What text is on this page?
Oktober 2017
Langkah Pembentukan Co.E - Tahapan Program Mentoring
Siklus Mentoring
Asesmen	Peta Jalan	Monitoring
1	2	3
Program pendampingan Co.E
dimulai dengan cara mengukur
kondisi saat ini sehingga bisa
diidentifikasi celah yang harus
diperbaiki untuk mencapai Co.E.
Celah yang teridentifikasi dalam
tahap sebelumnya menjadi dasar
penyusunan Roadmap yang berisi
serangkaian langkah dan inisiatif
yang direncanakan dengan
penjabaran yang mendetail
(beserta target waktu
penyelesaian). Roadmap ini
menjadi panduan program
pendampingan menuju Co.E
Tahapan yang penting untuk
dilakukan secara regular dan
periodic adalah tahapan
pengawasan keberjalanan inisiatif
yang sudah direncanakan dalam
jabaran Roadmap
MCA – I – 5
══════════════════════════════
• Your task: Check each line of the data above for the string "Roadmap", then report how many lines have it, with no other words.

• Result of this task: 3